*Work to do*:
Beneath this sentence is a set of records; write each of them out exactly.

*Input rows*:
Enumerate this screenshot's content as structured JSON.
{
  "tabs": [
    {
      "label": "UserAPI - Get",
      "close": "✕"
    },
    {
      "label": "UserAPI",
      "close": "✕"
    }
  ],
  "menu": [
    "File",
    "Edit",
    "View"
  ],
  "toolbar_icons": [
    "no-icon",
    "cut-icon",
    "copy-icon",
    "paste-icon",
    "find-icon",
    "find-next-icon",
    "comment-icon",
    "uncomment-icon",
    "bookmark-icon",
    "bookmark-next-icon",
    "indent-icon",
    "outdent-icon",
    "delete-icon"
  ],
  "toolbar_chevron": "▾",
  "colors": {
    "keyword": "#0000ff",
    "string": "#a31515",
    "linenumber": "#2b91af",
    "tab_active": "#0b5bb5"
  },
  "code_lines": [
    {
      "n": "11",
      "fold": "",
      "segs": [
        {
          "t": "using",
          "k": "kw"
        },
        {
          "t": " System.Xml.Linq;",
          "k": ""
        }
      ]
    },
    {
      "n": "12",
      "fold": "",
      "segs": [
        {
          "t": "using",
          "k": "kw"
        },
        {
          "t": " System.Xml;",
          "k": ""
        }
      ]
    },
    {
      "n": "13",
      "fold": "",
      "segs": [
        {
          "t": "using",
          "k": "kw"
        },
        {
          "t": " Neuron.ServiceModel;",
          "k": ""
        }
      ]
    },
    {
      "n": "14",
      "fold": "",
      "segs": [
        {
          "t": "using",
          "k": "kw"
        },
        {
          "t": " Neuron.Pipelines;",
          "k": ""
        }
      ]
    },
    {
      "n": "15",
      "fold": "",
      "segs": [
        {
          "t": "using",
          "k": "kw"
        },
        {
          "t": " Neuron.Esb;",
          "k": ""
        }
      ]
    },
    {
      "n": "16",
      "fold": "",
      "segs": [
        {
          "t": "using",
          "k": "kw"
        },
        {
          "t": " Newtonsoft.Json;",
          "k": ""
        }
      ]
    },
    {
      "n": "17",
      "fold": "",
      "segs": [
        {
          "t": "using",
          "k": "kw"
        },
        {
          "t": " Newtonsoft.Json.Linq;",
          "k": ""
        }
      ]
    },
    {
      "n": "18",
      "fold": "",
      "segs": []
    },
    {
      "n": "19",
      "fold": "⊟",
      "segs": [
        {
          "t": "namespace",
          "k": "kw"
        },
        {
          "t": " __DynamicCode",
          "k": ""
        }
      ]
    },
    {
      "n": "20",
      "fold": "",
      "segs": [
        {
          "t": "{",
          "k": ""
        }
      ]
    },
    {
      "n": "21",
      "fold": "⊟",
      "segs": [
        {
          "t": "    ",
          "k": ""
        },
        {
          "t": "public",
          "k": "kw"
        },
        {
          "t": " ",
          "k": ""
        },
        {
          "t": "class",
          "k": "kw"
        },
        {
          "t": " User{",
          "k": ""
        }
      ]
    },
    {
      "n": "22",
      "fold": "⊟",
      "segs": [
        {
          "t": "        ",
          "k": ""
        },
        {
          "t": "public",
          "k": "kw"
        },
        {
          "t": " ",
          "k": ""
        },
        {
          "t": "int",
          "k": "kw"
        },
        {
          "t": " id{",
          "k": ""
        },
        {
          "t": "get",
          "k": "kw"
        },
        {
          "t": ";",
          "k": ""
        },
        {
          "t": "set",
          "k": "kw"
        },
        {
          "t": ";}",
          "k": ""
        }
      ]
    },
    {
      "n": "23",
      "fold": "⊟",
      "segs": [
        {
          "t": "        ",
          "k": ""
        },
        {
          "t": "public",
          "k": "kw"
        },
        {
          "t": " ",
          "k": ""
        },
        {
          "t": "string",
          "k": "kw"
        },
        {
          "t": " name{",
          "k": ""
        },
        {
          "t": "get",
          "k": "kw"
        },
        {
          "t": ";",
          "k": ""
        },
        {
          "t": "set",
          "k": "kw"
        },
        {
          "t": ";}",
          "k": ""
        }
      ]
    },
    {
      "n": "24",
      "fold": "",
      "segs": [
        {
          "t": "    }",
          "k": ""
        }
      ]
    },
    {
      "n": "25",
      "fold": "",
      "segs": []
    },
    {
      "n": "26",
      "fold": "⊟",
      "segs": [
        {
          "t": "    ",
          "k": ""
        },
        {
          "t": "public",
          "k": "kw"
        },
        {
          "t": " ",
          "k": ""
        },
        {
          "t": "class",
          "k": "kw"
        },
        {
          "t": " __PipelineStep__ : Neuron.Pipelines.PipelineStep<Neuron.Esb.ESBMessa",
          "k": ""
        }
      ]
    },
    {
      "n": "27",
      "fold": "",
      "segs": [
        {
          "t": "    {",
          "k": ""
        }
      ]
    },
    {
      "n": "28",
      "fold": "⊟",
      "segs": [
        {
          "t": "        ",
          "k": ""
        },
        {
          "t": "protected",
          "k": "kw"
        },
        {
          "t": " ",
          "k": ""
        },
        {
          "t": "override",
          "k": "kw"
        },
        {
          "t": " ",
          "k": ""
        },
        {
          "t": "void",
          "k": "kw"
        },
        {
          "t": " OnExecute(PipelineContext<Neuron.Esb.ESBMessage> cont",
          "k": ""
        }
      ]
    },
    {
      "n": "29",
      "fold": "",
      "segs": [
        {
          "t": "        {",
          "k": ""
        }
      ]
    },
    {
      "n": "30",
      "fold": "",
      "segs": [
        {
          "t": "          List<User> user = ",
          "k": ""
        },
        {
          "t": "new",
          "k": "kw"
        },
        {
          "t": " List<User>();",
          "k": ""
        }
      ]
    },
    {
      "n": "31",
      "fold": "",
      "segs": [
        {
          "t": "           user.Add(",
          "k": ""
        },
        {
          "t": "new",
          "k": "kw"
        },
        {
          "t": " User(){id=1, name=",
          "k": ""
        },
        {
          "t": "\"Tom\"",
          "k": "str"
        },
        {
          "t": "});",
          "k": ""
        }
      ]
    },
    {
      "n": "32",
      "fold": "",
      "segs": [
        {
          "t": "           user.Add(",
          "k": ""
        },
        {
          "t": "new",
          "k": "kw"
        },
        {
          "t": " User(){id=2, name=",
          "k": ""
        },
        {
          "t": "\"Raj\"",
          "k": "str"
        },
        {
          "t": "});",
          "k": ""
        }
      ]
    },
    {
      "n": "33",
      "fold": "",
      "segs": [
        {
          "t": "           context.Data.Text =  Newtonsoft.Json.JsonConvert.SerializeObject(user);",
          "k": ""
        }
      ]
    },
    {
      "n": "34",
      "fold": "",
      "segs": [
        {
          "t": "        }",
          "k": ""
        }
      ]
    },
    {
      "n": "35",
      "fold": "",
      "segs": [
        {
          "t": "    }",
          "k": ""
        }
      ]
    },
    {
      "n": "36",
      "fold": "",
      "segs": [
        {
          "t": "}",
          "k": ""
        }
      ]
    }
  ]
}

*Output for this task*:
Enumerate this screenshot's content as structured JSON.
{
  "tabs": [
    {
      "label": "UserAPI - Get",
      "close": "✕"
    },
    {
      "label": "UserAPI",
      "close": "✕"
    }
  ],
  "menu": [
    "File",
    "Edit",
    "View"
  ],
  "toolbar_icons": [
    "no-icon",
    "cut-icon",
    "copy-icon",
    "paste-icon",
    "find-icon",
    "find-next-icon",
    "comment-icon",
    "uncomment-icon",
    "bookmark-icon",
    "bookmark-next-icon",
    "indent-icon",
    "outdent-icon",
    "delete-icon"
  ],
  "toolbar_chevron": "▾",
  "colors": {
    "keyword": "#0000ff",
    "string": "#a31515",
    "linenumber": "#2b91af",
    "tab_active": "#0b5bb5"
  },
  "code_lines": [
    {
      "n": "11",
      "fold": "",
      "segs": [
        {
          "t": "using",
          "k": "kw"
        },
        {
          "t": " System.Xml.Linq;",
          "k": ""
        }
      ]
    },
    {
      "n": "12",
      "fold": "",
      "segs": [
        {
          "t": "using",
          "k": "kw"
        },
        {
          "t": " System.Xml;",
          "k": ""
        }
      ]
    },
    {
      "n": "13",
      "fold": "",
      "segs": [
        {
          "t": "using",
          "k": "kw"
        },
        {
          "t": " Neuron.ServiceModel;",
          "k": ""
        }
      ]
    },
    {
      "n": "14",
      "fold": "",
      "segs": [
        {
          "t": "using",
          "k": "kw"
        },
        {
          "t": " Neuron.Pipelines;",
          "k": ""
        }
      ]
    },
    {
      "n": "15",
      "fold": "",
      "segs": [
        {
          "t": "using",
          "k": "kw"
        },
        {
          "t": " Neuron.Esb;",
          "k": ""
        }
      ]
    },
    {
      "n": "16",
      "fold": "",
      "segs": [
        {
          "t": "using",
          "k": "kw"
        },
        {
          "t": " Newtonsoft.Json;",
          "k": ""
        }
      ]
    },
    {
      "n": "17",
      "fold": "",
      "segs": [
        {
          "t": "using",
          "k": "kw"
        },
        {
          "t": " Newtonsoft.Json.Linq;",
          "k": ""
        }
      ]
    },
    {
      "n": "18",
      "fold": "",
      "segs": []
    },
    {
      "n": "19",
      "fold": "⊟",
      "segs": [
        {
          "t": "namespace",
          "k": "kw"
        },
        {
          "t": " __DynamicCode",
          "k": ""
        }
      ]
    },
    {
      "n": "20",
      "fold": "",
      "segs": [
        {
          "t": "{",
          "k": ""
        }
      ]
    },
    {
      "n": "21",
      "fold": "⊟",
      "segs": [
        {
          "t": "    ",
          "k": ""
        },
        {
          "t": "public",
          "k": "kw"
        },
        {
          "t": " ",
          "k": ""
        },
        {
          "t": "class",
          "k": "kw"
        },
        {
          "t": " User{",
          "k": ""
        }
      ]
    },
    {
      "n": "22",
      "fold": "⊟",
      "segs": [
        {
          "t": "        ",
          "k": ""
        },
        {
          "t": "public",
          "k": "kw"
        },
        {
          "t": " ",
          "k": ""
        },
        {
          "t": "int",
          "k": "kw"
        },
        {
          "t": " id{",
          "k": ""
        },
        {
          "t": "get",
          "k": "kw"
        },
        {
          "t": ";",
          "k": ""
        },
        {
          "t": "set",
          "k": "kw"
        },
        {
          "t": ";}",
          "k": ""
        }
      ]
    },
    {
      "n": "23",
      "fold": "⊟",
      "segs": [
        {
          "t": "        ",
          "k": ""
        },
        {
          "t": "public",
          "k": "kw"
        },
        {
          "t": " ",
          "k": ""
        },
        {
          "t": "string",
          "k": "kw"
        },
        {
          "t": " name{",
          "k": ""
        },
        {
          "t": "get",
          "k": "kw"
        },
        {
          "t": ";",
          "k": ""
        },
        {
          "t": "set",
          "k": "kw"
        },
        {
          "t": ";}",
          "k": ""
        }
      ]
    },
    {
      "n": "24",
      "fold": "",
      "segs": [
        {
          "t": "    }",
          "k": ""
        }
      ]
    },
    {
      "n": "25",
      "fold": "",
      "segs": []
    },
    {
      "n": "26",
      "fold": "⊟",
      "segs": [
        {
          "t": "    ",
          "k": ""
        },
        {
          "t": "public",
          "k": "kw"
        },
        {
          "t": " ",
          "k": ""
        },
        {
          "t": "class",
          "k": "kw"
        },
        {
          "t": " __PipelineStep__ : Neuron.Pipelines.PipelineStep<Neuron.Esb.ESBMessa",
          "k": ""
        }
      ]
    },
    {
      "n": "27",
      "fold": "",
      "segs": [
        {
          "t": "    {",
          "k": ""
        }
      ]
    },
    {
      "n": "28",
      "fold": "⊟",
      "segs": [
        {
          "t": "        ",
          "k": ""
        },
        {
          "t": "protected",
          "k": "kw"
        },
        {
          "t": " ",
          "k": ""
        },
        {
          "t": "override",
          "k": "kw"
        },
        {
          "t": " ",
          "k": ""
        },
        {
          "t": "void",
          "k": "kw"
        },
        {
          "t": " OnExecute(PipelineContext<Neuron.Esb.ESBMessage> cont",
          "k": ""
        }
      ]
    },
    {
      "n": "29",
      "fold": "",
      "segs": [
        {
          "t": "        {",
          "k": ""
        }
      ]
    },
    {
      "n": "30",
      "fold": "",
      "segs": [
        {
          "t": "          List<User> user = ",
          "k": ""
        },
        {
          "t": "new",
          "k": "kw"
        },
        {
          "t": " List<User>();",
          "k": ""
        }
      ]
    },
    {
      "n": "31",
      "fold": "",
      "segs": [
        {
          "t": "           user.Add(",
          "k": ""
        },
        {
          "t": "new",
          "k": "kw"
        },
        {
          "t": " User(){id=1, name=",
          "k": ""
        },
        {
          "t": "\"Tom\"",
          "k": "str"
        },
        {
          "t": "});",
          "k": ""
        }
      ]
    },
    {
      "n": "32",
      "fold": "",
      "segs": [
        {
          "t": "           user.Add(",
          "k": ""
        },
        {
          "t": "new",
          "k": "kw"
        },
        {
          "t": " User(){id=2, name=",
          "k": ""
        },
        {
          "t": "\"Raj\"",
          "k": "str"
        },
        {
          "t": "});",
          "k": ""
        }
      ]
    },
    {
      "n": "33",
      "fold": "",
      "segs": [
        {
          "t": "           context.Data.Text =  Newtonsoft.Json.JsonConvert.SerializeObject(user);",
          "k": ""
        }
      ]
    },
    {
      "n": "34",
      "fold": "",
      "segs": [
        {
          "t": "        }",
          "k": ""
        }
      ]
    },
    {
      "n": "35",
      "fold": "",
      "segs": [
        {
          "t": "    }",
          "k": ""
        }
      ]
    },
    {
      "n": "36",
      "fold": "",
      "segs": [
        {
          "t": "}",
          "k": ""
        }
      ]
    }
  ]
}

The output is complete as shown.